Do this:
Separate out the lines that hold "OFBiz".

Excerpt from a dataset:
- - - - - - -
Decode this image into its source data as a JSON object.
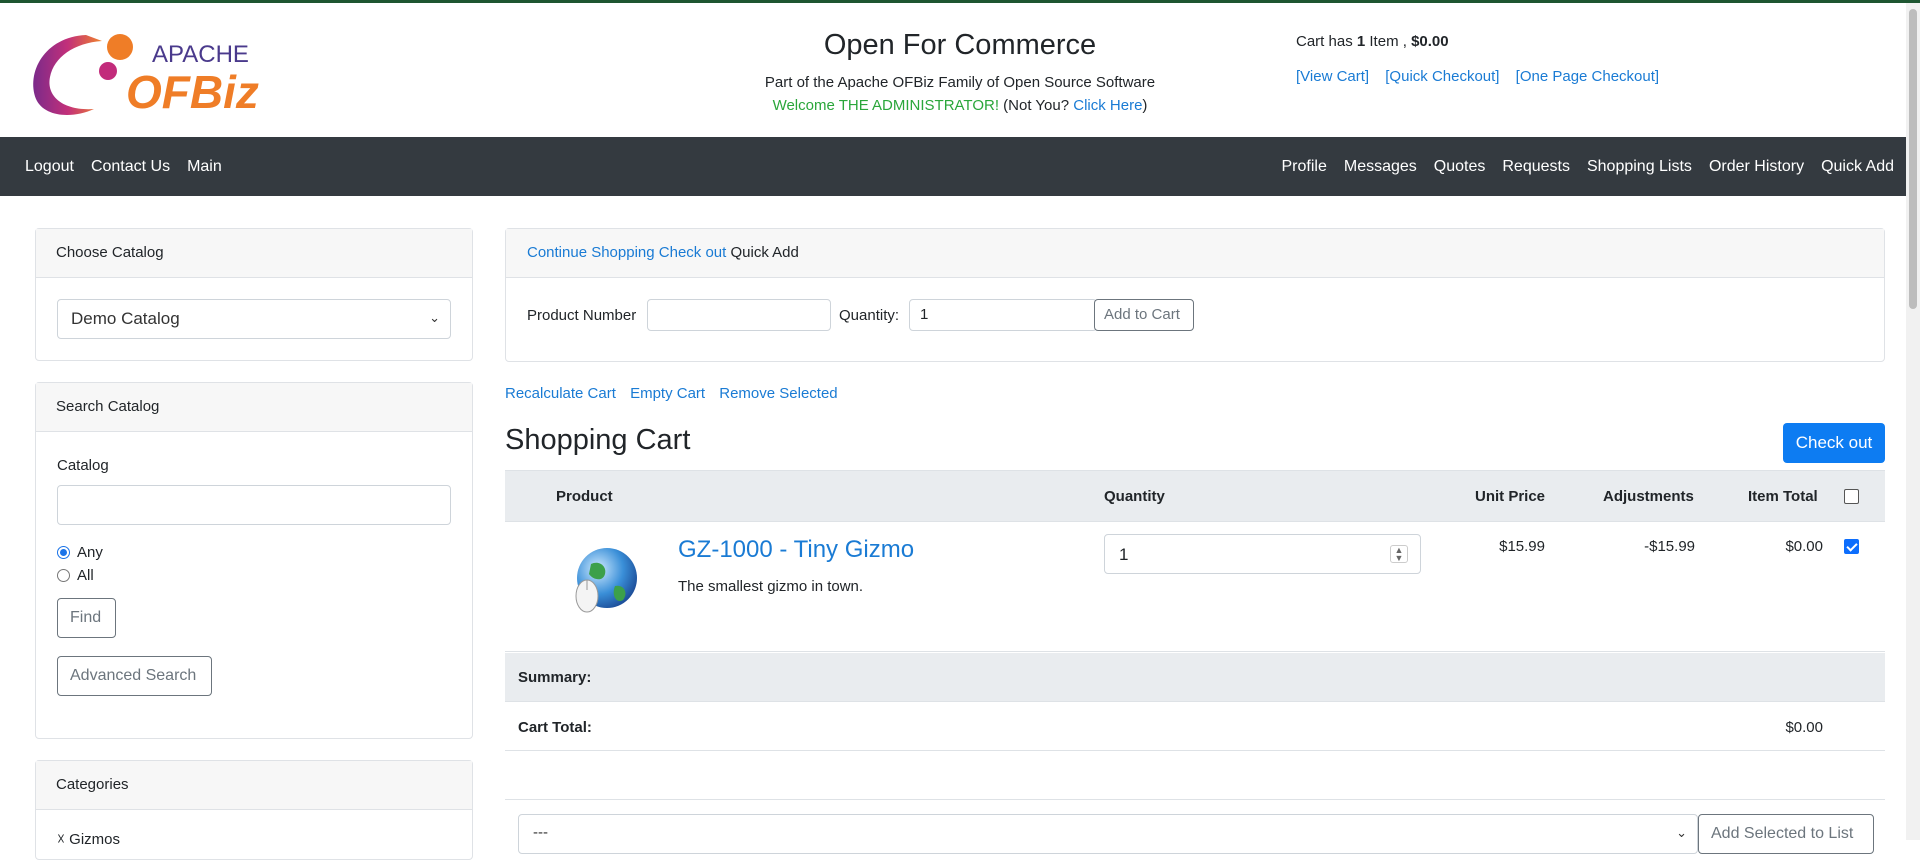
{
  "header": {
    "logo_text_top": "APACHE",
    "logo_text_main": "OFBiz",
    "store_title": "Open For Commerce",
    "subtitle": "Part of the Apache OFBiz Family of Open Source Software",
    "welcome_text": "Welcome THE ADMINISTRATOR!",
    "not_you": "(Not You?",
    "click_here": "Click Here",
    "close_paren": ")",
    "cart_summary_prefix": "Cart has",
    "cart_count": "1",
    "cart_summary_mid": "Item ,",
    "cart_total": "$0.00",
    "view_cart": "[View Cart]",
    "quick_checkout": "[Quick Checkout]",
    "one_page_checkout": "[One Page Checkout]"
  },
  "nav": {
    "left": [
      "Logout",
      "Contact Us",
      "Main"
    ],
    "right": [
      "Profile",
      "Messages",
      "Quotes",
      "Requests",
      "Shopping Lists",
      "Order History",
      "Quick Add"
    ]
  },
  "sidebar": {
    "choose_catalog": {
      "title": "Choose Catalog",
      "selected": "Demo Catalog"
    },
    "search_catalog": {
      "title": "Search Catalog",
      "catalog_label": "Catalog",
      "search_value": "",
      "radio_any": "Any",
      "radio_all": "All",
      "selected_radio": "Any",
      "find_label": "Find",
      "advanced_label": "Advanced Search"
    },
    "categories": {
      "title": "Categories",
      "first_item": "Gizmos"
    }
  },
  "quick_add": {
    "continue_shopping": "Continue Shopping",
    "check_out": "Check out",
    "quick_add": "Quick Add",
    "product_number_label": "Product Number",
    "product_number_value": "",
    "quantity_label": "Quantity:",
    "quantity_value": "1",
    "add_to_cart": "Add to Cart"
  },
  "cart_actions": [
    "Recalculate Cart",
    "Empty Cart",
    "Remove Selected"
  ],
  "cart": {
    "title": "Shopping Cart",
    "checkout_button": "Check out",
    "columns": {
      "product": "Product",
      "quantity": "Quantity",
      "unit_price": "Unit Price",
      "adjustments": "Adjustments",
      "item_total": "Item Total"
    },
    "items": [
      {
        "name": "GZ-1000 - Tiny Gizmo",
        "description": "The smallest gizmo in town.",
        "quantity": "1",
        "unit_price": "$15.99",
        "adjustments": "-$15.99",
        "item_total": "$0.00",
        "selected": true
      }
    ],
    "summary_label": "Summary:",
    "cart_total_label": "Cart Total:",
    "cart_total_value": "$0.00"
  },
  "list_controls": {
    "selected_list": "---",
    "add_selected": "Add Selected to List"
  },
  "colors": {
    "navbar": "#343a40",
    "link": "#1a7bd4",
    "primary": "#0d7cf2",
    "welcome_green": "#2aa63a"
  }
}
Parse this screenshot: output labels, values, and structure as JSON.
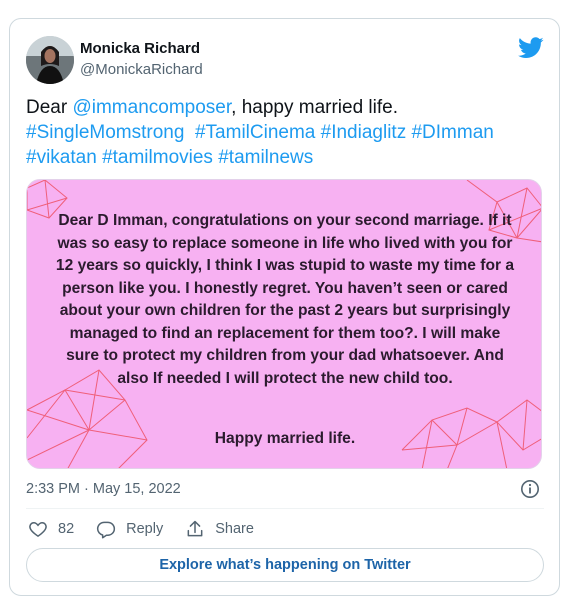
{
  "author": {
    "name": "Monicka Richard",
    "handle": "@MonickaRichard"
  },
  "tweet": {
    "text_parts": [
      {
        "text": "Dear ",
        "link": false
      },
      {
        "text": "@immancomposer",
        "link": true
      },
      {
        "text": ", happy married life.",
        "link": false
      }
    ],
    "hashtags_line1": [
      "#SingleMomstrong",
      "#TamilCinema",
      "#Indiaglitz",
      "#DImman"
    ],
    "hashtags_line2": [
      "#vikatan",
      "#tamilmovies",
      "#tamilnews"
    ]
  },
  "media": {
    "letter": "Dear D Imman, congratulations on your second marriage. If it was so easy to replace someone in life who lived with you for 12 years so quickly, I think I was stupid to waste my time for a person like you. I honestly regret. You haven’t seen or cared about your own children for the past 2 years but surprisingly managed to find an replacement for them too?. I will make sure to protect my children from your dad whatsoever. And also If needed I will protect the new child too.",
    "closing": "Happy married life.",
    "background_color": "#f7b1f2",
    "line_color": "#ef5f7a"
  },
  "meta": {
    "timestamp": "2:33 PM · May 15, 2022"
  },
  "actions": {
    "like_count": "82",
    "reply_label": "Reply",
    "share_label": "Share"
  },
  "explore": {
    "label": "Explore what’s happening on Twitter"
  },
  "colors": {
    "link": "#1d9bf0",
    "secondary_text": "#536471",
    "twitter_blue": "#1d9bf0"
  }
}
- - - - - - -
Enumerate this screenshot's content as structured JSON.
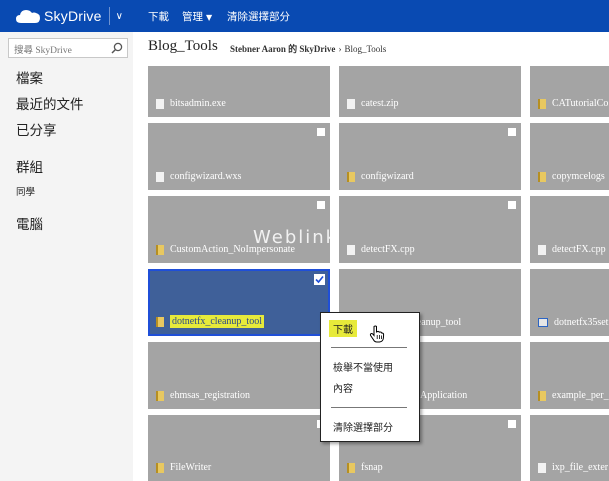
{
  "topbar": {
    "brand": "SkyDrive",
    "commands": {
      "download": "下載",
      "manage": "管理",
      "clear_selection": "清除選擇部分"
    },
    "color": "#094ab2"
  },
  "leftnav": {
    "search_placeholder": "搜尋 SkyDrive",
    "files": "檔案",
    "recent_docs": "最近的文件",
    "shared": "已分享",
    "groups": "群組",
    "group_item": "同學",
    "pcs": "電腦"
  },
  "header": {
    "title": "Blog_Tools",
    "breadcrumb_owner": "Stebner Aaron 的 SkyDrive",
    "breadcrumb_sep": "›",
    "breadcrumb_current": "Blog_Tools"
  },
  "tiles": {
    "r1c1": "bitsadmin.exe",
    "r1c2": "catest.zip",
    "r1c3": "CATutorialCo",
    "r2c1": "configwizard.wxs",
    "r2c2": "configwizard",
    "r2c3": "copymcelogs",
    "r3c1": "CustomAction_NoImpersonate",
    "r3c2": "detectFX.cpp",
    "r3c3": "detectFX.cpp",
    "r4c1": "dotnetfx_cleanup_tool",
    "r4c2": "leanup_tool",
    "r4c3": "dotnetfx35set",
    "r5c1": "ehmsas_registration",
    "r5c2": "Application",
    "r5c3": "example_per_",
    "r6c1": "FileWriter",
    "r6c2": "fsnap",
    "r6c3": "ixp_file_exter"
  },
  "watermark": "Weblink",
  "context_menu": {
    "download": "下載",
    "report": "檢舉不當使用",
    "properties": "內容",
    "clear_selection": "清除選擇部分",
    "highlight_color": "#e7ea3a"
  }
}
- - - - - - -
Response below:
    "logo_text_main": "OFBiz",
    "subtitle": "Part of the Apache OFBiz Family of Open Source Software",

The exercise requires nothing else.